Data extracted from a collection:
· · · · ·
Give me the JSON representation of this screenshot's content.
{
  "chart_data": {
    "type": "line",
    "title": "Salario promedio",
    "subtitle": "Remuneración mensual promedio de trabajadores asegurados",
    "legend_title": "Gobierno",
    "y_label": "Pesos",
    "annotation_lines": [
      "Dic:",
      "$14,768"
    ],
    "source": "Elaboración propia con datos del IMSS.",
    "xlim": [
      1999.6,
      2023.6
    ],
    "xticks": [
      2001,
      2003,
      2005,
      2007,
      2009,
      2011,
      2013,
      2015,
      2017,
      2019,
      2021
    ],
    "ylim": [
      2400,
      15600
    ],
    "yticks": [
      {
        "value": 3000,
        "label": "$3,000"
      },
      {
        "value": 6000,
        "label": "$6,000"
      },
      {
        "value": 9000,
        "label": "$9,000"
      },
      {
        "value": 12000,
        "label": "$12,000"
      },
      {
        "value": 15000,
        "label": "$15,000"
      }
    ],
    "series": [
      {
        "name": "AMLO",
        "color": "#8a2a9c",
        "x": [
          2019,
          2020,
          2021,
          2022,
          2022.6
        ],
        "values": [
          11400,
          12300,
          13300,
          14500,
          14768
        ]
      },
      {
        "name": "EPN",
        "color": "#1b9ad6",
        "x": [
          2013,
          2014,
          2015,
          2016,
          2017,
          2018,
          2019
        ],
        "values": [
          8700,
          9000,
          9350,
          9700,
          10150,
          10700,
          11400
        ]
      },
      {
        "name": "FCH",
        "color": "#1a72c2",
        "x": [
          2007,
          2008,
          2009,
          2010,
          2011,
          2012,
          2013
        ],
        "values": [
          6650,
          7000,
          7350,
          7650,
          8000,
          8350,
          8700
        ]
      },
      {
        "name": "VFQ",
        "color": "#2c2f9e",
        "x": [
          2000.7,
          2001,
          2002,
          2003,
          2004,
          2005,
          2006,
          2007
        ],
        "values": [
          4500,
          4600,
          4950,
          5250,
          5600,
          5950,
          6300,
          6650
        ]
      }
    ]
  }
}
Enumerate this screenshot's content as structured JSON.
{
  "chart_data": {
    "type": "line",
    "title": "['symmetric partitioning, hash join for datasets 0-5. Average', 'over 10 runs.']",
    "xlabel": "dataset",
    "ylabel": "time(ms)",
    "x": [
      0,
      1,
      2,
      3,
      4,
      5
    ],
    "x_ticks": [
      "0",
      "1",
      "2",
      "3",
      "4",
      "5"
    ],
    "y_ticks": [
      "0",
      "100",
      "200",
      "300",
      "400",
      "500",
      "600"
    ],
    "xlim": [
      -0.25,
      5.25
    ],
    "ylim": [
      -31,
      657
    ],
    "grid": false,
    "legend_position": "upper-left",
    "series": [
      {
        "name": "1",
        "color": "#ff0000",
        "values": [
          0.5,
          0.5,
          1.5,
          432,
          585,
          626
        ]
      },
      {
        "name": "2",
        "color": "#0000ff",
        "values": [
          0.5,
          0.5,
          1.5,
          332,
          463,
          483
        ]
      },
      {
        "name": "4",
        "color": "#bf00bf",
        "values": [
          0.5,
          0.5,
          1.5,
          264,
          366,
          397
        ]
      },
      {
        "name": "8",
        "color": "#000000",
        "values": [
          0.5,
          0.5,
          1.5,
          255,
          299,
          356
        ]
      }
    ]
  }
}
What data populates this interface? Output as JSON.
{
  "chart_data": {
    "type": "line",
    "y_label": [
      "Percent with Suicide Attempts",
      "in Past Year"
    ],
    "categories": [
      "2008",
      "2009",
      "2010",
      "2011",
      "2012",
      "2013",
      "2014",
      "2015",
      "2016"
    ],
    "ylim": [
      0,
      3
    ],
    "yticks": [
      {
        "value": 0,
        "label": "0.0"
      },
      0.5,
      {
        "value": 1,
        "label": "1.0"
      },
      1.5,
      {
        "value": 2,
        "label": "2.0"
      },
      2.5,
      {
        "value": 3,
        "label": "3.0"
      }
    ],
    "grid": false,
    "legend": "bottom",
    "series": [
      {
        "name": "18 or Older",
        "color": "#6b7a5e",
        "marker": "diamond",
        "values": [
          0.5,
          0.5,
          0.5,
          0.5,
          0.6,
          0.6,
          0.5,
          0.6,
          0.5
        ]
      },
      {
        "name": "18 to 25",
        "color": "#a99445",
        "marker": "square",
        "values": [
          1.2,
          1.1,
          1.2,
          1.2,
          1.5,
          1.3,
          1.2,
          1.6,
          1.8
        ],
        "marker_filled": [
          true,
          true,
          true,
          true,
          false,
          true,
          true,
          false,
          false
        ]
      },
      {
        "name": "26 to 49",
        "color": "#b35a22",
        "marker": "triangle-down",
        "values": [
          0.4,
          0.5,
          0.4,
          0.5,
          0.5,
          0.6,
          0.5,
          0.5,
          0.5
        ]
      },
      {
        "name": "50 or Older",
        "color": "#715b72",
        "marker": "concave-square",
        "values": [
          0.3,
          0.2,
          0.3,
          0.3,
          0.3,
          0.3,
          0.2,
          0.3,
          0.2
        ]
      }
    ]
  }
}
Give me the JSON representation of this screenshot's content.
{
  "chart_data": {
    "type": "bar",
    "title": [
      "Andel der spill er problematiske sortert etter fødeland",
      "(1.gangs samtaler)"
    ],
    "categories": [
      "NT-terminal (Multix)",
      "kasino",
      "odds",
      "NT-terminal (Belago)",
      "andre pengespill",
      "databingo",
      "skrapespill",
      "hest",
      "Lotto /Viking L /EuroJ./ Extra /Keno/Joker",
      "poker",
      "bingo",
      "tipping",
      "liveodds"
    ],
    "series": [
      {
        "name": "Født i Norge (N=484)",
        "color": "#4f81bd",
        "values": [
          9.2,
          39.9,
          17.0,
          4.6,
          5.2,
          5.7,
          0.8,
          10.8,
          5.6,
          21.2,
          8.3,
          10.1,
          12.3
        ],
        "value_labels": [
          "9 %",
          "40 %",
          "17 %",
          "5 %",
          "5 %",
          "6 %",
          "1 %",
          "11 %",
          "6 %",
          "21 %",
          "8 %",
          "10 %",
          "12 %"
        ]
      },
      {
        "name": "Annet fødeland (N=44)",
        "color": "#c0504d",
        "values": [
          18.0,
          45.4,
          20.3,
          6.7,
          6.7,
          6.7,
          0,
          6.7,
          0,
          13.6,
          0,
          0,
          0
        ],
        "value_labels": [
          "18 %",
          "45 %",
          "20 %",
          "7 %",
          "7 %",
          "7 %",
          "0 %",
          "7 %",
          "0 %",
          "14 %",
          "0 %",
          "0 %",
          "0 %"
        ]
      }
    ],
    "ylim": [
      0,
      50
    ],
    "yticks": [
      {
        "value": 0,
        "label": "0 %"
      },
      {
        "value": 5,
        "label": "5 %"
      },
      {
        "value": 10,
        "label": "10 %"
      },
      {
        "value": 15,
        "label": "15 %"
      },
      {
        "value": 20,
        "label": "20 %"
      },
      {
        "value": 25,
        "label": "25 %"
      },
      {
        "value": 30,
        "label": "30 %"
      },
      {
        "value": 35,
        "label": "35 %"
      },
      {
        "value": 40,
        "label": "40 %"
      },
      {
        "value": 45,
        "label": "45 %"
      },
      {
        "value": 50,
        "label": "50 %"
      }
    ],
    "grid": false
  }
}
· · · · ·
- [What you have to do] From the listing above, copy every line that includes the word "square".

- [In response]
        "marker": "square",
        "marker": "concave-square",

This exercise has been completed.